## BEGIN Records for the task

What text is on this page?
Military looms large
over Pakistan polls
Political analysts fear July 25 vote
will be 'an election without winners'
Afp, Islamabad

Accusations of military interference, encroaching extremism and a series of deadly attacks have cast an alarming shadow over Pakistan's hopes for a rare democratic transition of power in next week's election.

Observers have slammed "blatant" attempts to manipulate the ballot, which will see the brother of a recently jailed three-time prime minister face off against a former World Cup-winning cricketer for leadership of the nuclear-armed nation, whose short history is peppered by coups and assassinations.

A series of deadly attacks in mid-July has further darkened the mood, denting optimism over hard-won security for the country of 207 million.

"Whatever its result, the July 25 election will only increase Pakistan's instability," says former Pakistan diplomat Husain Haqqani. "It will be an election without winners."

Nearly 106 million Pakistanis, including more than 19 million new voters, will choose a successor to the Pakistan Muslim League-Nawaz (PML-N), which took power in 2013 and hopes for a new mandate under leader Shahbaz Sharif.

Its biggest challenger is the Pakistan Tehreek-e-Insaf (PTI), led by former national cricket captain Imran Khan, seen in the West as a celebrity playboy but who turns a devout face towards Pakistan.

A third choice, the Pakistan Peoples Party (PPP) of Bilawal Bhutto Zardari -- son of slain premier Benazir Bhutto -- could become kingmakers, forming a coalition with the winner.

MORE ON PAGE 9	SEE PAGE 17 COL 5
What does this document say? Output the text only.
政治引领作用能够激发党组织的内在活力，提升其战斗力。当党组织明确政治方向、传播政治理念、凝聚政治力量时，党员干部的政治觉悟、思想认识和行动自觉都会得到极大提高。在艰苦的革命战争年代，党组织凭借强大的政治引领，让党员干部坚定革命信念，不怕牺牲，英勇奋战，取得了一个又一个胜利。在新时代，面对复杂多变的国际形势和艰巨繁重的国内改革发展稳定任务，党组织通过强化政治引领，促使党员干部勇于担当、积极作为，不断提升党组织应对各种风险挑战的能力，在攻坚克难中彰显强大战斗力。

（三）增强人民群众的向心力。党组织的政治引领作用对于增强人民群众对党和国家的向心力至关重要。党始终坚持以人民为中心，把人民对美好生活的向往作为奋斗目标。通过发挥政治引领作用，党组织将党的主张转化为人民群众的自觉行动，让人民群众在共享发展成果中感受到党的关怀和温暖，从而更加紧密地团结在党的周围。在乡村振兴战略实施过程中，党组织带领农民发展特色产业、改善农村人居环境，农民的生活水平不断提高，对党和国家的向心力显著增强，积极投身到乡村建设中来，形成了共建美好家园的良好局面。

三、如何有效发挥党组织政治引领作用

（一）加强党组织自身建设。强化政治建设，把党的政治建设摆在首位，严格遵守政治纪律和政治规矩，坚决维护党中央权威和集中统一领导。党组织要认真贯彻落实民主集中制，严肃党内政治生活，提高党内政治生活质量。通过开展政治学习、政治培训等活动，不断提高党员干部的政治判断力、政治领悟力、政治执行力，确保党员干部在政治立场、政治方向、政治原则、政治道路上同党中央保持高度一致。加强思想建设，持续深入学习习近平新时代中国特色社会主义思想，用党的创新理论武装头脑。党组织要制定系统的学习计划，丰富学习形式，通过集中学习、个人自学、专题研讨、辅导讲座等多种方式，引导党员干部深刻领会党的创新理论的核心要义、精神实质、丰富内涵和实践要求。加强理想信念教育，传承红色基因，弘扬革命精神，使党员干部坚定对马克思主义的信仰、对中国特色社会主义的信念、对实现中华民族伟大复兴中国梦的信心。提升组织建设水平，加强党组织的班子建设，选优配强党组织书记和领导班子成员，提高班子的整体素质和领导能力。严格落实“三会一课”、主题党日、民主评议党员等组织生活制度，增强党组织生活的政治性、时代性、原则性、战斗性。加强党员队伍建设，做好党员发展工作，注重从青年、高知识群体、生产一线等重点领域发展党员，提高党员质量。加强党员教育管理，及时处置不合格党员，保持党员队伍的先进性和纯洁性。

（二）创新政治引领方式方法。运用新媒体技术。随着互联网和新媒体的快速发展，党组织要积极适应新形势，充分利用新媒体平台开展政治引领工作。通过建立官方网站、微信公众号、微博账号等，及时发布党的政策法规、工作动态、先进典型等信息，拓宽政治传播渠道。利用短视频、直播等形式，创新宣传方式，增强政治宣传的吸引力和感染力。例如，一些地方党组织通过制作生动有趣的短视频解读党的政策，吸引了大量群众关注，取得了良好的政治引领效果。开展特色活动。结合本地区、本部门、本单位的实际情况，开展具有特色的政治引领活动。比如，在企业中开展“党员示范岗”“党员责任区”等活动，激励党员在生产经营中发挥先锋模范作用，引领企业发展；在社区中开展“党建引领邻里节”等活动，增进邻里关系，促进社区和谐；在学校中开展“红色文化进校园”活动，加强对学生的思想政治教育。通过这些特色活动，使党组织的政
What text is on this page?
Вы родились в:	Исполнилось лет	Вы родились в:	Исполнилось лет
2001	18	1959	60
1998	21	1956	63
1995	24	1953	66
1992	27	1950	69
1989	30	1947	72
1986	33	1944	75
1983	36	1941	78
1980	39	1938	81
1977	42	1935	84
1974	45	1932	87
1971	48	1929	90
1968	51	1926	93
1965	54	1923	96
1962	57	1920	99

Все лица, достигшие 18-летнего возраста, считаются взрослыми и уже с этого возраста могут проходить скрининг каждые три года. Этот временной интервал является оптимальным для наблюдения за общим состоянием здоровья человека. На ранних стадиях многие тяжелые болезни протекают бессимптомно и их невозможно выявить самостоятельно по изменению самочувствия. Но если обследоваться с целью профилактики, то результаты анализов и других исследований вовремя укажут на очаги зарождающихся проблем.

## END Records for the task

> **Task details**
Copy every line of the data that holds the string "deadly".

> **Correct response**
Accusations of military interference, encroaching extremism and a series of deadly attacks have cast an alarming shadow over Pakistan's hopes for a rare democratic transition of power in next week's election.
A series of deadly attacks in mid-July has further darkened the mood, denting optimism over hard-won security for the country of 207 million.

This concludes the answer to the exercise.